Below you will find a set of lines. Repeat them all exactly.

-- start of PROVIDED INFORMATION --

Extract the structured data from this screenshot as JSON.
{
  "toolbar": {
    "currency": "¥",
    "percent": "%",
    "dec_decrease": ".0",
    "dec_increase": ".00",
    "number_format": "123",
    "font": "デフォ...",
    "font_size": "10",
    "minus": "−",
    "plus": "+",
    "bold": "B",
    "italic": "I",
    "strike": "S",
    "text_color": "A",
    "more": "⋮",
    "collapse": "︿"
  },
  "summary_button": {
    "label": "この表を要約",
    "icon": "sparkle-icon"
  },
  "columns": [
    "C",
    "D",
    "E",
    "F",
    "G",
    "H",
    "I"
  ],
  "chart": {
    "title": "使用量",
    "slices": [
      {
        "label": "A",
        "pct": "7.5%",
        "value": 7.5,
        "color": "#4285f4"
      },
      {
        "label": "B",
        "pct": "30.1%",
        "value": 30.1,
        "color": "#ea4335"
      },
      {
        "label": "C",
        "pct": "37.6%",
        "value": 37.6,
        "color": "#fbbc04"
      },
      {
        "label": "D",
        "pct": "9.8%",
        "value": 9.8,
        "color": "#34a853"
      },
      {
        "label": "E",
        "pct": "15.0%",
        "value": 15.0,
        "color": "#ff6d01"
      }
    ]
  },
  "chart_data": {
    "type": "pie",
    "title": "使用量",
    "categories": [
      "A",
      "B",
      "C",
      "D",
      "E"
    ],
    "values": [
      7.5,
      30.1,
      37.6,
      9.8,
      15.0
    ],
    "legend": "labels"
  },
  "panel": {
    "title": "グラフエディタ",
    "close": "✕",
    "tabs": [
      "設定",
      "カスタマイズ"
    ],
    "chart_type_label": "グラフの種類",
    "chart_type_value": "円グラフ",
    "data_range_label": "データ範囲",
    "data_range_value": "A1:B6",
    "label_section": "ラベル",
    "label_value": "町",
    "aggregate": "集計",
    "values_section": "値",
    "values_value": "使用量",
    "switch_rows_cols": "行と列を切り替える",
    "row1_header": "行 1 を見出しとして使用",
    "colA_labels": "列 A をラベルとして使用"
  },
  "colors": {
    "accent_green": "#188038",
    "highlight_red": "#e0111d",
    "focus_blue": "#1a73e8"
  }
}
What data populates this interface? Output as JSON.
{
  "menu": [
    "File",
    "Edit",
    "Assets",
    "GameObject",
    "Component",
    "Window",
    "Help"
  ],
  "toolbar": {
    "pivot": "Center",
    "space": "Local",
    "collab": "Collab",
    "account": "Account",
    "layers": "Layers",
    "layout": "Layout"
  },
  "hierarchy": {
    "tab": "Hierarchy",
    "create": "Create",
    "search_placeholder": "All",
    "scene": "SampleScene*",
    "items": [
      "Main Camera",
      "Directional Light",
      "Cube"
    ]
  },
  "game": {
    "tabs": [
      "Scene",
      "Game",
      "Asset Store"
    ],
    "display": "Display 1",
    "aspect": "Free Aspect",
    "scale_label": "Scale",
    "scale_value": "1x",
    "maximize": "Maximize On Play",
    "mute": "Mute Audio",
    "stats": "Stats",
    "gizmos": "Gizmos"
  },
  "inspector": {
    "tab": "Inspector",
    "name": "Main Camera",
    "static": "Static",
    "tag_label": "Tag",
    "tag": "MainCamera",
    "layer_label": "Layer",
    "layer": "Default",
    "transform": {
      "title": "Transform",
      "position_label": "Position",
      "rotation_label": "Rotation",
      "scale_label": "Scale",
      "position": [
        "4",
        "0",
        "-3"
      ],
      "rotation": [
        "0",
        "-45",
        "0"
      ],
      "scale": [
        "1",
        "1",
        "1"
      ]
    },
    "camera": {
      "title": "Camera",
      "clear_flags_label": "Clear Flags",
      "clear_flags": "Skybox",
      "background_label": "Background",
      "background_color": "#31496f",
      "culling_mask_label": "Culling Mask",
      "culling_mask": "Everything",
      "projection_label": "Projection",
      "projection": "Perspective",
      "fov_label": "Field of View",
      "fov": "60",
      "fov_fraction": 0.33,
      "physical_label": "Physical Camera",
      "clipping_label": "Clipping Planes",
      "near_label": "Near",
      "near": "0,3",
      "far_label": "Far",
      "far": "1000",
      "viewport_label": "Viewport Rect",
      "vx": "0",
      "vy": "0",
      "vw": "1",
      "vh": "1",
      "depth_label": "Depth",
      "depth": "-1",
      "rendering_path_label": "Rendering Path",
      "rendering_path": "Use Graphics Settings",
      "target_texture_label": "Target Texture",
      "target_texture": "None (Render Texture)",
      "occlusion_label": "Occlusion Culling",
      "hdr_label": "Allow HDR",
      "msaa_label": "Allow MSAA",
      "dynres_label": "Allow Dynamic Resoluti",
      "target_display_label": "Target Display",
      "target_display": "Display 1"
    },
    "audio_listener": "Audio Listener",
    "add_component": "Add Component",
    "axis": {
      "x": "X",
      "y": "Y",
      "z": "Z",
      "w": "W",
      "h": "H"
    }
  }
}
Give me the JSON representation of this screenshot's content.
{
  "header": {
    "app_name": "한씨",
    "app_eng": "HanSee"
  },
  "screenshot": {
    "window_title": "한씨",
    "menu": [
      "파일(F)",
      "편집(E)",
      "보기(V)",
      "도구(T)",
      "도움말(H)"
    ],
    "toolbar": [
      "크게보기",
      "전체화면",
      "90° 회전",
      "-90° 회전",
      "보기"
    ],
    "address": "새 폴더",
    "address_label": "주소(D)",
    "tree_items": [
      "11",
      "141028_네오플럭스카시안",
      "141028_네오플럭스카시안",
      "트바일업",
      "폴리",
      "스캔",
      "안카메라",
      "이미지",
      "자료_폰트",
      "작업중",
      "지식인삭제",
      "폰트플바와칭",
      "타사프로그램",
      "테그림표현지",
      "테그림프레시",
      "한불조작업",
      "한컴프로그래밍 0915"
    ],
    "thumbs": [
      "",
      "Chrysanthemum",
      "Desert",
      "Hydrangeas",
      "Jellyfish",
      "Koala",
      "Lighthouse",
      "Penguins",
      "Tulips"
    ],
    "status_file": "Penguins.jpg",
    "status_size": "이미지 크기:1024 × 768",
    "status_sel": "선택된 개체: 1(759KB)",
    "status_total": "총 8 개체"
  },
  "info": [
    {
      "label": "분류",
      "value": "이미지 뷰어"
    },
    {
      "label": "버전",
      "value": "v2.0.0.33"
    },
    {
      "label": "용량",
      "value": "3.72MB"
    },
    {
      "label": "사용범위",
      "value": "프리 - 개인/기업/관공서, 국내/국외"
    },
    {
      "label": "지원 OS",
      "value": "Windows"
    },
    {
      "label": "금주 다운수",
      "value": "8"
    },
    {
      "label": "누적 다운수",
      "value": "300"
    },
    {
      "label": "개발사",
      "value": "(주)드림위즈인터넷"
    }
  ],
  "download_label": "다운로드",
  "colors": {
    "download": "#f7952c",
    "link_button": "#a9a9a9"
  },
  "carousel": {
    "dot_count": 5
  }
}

-- end of PROVIDED INFORMATION --

- _REPLY TO THE TASK_:
Extract the structured data from this screenshot as JSON.
{
  "toolbar": {
    "currency": "¥",
    "percent": "%",
    "dec_decrease": ".0",
    "dec_increase": ".00",
    "number_format": "123",
    "font": "デフォ...",
    "font_size": "10",
    "minus": "−",
    "plus": "+",
    "bold": "B",
    "italic": "I",
    "strike": "S",
    "text_color": "A",
    "more": "⋮",
    "collapse": "︿"
  },
  "summary_button": {
    "label": "この表を要約",
    "icon": "sparkle-icon"
  },
  "columns": [
    "C",
    "D",
    "E",
    "F",
    "G",
    "H",
    "I"
  ],
  "chart": {
    "title": "使用量",
    "slices": [
      {
        "label": "A",
        "pct": "7.5%",
        "value": 7.5,
        "color": "#4285f4"
      },
      {
        "label": "B",
        "pct": "30.1%",
        "value": 30.1,
        "color": "#ea4335"
      },
      {
        "label": "C",
        "pct": "37.6%",
        "value": 37.6,
        "color": "#fbbc04"
      },
      {
        "label": "D",
        "pct": "9.8%",
        "value": 9.8,
        "color": "#34a853"
      },
      {
        "label": "E",
        "pct": "15.0%",
        "value": 15.0,
        "color": "#ff6d01"
      }
    ]
  },
  "chart_data": {
    "type": "pie",
    "title": "使用量",
    "categories": [
      "A",
      "B",
      "C",
      "D",
      "E"
    ],
    "values": [
      7.5,
      30.1,
      37.6,
      9.8,
      15.0
    ],
    "legend": "labels"
  },
  "panel": {
    "title": "グラフエディタ",
    "close": "✕",
    "tabs": [
      "設定",
      "カスタマイズ"
    ],
    "chart_type_label": "グラフの種類",
    "chart_type_value": "円グラフ",
    "data_range_label": "データ範囲",
    "data_range_value": "A1:B6",
    "label_section": "ラベル",
    "label_value": "町",
    "aggregate": "集計",
    "values_section": "値",
    "values_value": "使用量",
    "switch_rows_cols": "行と列を切り替える",
    "row1_header": "行 1 を見出しとして使用",
    "colA_labels": "列 A をラベルとして使用"
  },
  "colors": {
    "accent_green": "#188038",
    "highlight_red": "#e0111d",
    "focus_blue": "#1a73e8"
  }
}
What data populates this interface? Output as JSON.
{
  "menu": [
    "File",
    "Edit",
    "Assets",
    "GameObject",
    "Component",
    "Window",
    "Help"
  ],
  "toolbar": {
    "pivot": "Center",
    "space": "Local",
    "collab": "Collab",
    "account": "Account",
    "layers": "Layers",
    "layout": "Layout"
  },
  "hierarchy": {
    "tab": "Hierarchy",
    "create": "Create",
    "search_placeholder": "All",
    "scene": "SampleScene*",
    "items": [
      "Main Camera",
      "Directional Light",
      "Cube"
    ]
  },
  "game": {
    "tabs": [
      "Scene",
      "Game",
      "Asset Store"
    ],
    "display": "Display 1",
    "aspect": "Free Aspect",
    "scale_label": "Scale",
    "scale_value": "1x",
    "maximize": "Maximize On Play",
    "mute": "Mute Audio",
    "stats": "Stats",
    "gizmos": "Gizmos"
  },
  "inspector": {
    "tab": "Inspector",
    "name": "Main Camera",
    "static": "Static",
    "tag_label": "Tag",
    "tag": "MainCamera",
    "layer_label": "Layer",
    "layer": "Default",
    "transform": {
      "title": "Transform",
      "position_label": "Position",
      "rotation_label": "Rotation",
      "scale_label": "Scale",
      "position": [
        "4",
        "0",
        "-3"
      ],
      "rotation": [
        "0",
        "-45",
        "0"
      ],
      "scale": [
        "1",
        "1",
        "1"
      ]
    },
    "camera": {
      "title": "Camera",
      "clear_flags_label": "Clear Flags",
      "clear_flags": "Skybox",
      "background_label": "Background",
      "background_color": "#31496f",
      "culling_mask_label": "Culling Mask",
      "culling_mask": "Everything",
      "projection_label": "Projection",
      "projection": "Perspective",
      "fov_label": "Field of View",
      "fov": "60",
      "fov_fraction": 0.33,
      "physical_label": "Physical Camera",
      "clipping_label": "Clipping Planes",
      "near_label": "Near",
      "near": "0,3",
      "far_label": "Far",
      "far": "1000",
      "viewport_label": "Viewport Rect",
      "vx": "0",
      "vy": "0",
      "vw": "1",
      "vh": "1",
      "depth_label": "Depth",
      "depth": "-1",
      "rendering_path_label": "Rendering Path",
      "rendering_path": "Use Graphics Settings",
      "target_texture_label": "Target Texture",
      "target_texture": "None (Render Texture)",
      "occlusion_label": "Occlusion Culling",
      "hdr_label": "Allow HDR",
      "msaa_label": "Allow MSAA",
      "dynres_label": "Allow Dynamic Resoluti",
      "target_display_label": "Target Display",
      "target_display": "Display 1"
    },
    "audio_listener": "Audio Listener",
    "add_component": "Add Component",
    "axis": {
      "x": "X",
      "y": "Y",
      "z": "Z",
      "w": "W",
      "h": "H"
    }
  }
}
Give me the JSON representation of this screenshot's content.
{
  "header": {
    "app_name": "한씨",
    "app_eng": "HanSee"
  },
  "screenshot": {
    "window_title": "한씨",
    "menu": [
      "파일(F)",
      "편집(E)",
      "보기(V)",
      "도구(T)",
      "도움말(H)"
    ],
    "toolbar": [
      "크게보기",
      "전체화면",
      "90° 회전",
      "-90° 회전",
      "보기"
    ],
    "address": "새 폴더",
    "address_label": "주소(D)",
    "tree_items": [
      "11",
      "141028_네오플럭스카시안",
      "141028_네오플럭스카시안",
      "트바일업",
      "폴리",
      "스캔",
      "안카메라",
      "이미지",
      "자료_폰트",
      "작업중",
      "지식인삭제",
      "폰트플바와칭",
      "타사프로그램",
      "테그림표현지",
      "테그림프레시",
      "한불조작업",
      "한컴프로그래밍 0915"
    ],
    "thumbs": [
      "",
      "Chrysanthemum",
      "Desert",
      "Hydrangeas",
      "Jellyfish",
      "Koala",
      "Lighthouse",
      "Penguins",
      "Tulips"
    ],
    "status_file": "Penguins.jpg",
    "status_size": "이미지 크기:1024 × 768",
    "status_sel": "선택된 개체: 1(759KB)",
    "status_total": "총 8 개체"
  },
  "info": [
    {
      "label": "분류",
      "value": "이미지 뷰어"
    },
    {
      "label": "버전",
      "value": "v2.0.0.33"
    },
    {
      "label": "용량",
      "value": "3.72MB"
    },
    {
      "label": "사용범위",
      "value": "프리 - 개인/기업/관공서, 국내/국외"
    },
    {
      "label": "지원 OS",
      "value": "Windows"
    },
    {
      "label": "금주 다운수",
      "value": "8"
    },
    {
      "label": "누적 다운수",
      "value": "300"
    },
    {
      "label": "개발사",
      "value": "(주)드림위즈인터넷"
    }
  ],
  "download_label": "다운로드",
  "colors": {
    "download": "#f7952c",
    "link_button": "#a9a9a9"
  },
  "carousel": {
    "dot_count": 5
  }
}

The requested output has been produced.